■ The exercise
Copy out all lines of the records in which the word "الذي" appears.

=-=-=-=-=

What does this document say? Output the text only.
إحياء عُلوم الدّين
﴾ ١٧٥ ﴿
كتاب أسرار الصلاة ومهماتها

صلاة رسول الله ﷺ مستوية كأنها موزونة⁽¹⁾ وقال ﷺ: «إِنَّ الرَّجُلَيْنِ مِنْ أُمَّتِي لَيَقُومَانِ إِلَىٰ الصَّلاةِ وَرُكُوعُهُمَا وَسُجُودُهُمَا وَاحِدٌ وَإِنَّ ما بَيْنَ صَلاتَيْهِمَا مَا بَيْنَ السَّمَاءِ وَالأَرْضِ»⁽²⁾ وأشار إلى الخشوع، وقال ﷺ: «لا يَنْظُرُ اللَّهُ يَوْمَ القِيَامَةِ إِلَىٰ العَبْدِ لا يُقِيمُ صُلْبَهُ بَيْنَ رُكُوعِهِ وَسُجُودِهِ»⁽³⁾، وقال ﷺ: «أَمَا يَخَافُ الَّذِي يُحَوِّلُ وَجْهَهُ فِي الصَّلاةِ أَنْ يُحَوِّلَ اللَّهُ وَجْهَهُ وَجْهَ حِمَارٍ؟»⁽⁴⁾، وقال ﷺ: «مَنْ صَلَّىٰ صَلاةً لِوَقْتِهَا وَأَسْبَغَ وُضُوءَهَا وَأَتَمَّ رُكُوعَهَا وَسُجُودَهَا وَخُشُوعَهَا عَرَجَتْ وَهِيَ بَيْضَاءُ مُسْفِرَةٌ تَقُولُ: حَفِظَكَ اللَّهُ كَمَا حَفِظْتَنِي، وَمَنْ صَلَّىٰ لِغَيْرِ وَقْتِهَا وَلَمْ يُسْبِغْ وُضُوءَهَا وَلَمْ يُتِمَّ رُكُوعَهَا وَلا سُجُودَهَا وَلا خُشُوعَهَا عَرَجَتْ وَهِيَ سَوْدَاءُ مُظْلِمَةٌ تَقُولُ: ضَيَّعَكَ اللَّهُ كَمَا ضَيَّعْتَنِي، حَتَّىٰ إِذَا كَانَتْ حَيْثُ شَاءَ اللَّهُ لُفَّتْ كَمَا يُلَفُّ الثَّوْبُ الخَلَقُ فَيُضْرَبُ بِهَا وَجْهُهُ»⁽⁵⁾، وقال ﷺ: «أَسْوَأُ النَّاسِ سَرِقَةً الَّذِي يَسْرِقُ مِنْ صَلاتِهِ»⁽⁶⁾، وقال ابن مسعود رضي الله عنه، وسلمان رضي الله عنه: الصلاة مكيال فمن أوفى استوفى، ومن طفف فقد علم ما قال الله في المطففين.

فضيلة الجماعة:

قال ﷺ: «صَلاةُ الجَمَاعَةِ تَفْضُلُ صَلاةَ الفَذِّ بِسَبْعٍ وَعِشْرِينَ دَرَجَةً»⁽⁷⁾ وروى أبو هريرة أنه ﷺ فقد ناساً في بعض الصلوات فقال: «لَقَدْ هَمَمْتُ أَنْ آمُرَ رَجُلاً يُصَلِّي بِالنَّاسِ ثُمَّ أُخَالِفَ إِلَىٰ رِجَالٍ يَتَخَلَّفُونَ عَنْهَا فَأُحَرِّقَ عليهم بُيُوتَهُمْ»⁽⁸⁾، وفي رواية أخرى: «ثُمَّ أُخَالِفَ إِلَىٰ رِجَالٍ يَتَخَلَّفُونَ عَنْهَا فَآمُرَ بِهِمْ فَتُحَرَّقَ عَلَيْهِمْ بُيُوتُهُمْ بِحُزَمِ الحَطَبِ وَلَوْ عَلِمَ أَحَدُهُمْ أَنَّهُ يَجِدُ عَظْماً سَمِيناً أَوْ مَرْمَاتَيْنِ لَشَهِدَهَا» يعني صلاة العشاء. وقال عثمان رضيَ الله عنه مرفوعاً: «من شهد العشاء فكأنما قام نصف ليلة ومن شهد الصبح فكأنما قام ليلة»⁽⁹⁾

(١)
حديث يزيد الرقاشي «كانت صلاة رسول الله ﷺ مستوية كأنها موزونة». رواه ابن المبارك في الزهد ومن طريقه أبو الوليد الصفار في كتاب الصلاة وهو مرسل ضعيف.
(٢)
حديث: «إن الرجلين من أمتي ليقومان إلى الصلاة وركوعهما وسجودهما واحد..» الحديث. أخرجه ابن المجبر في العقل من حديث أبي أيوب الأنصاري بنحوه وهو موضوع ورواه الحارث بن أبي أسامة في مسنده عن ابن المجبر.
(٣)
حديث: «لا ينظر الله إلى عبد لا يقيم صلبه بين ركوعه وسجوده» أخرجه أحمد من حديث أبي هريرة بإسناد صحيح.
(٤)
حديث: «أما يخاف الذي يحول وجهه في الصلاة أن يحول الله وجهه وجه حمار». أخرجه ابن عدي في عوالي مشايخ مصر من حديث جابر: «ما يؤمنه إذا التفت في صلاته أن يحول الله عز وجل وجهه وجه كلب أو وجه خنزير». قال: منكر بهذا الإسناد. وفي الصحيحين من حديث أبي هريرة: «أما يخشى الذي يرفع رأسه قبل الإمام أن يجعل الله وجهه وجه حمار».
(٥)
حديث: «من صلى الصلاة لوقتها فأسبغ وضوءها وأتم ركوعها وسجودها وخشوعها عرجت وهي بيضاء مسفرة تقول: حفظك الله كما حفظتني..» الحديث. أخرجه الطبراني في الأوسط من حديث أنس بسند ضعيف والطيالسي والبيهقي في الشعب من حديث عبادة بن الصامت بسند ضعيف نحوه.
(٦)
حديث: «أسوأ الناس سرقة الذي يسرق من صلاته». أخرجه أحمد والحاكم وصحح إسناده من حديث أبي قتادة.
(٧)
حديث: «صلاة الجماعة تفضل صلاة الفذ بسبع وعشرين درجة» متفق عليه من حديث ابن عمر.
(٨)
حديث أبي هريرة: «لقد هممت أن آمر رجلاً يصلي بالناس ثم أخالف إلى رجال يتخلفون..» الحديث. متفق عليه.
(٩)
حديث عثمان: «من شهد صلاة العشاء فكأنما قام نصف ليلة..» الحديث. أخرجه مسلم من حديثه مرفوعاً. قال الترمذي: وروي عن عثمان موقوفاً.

=-=-=-=-=

■ Complete response
حديث: «أما يخاف الذي يحول وجهه في الصلاة أن يحول الله وجهه وجه حمار». أخرجه ابن عدي في عوالي مشايخ مصر من حديث جابر: «ما يؤمنه إذا التفت في صلاته أن يحول الله عز وجل وجهه وجه كلب أو وجه خنزير». قال: منكر بهذا الإسناد. وفي الصحيحين من حديث أبي هريرة: «أما يخشى الذي يرفع رأسه قبل الإمام أن يجعل الله وجهه وجه حمار».
حديث: «أسوأ الناس سرقة الذي يسرق من صلاته». أخرجه أحمد والحاكم وصحح إسناده من حديث أبي قتادة.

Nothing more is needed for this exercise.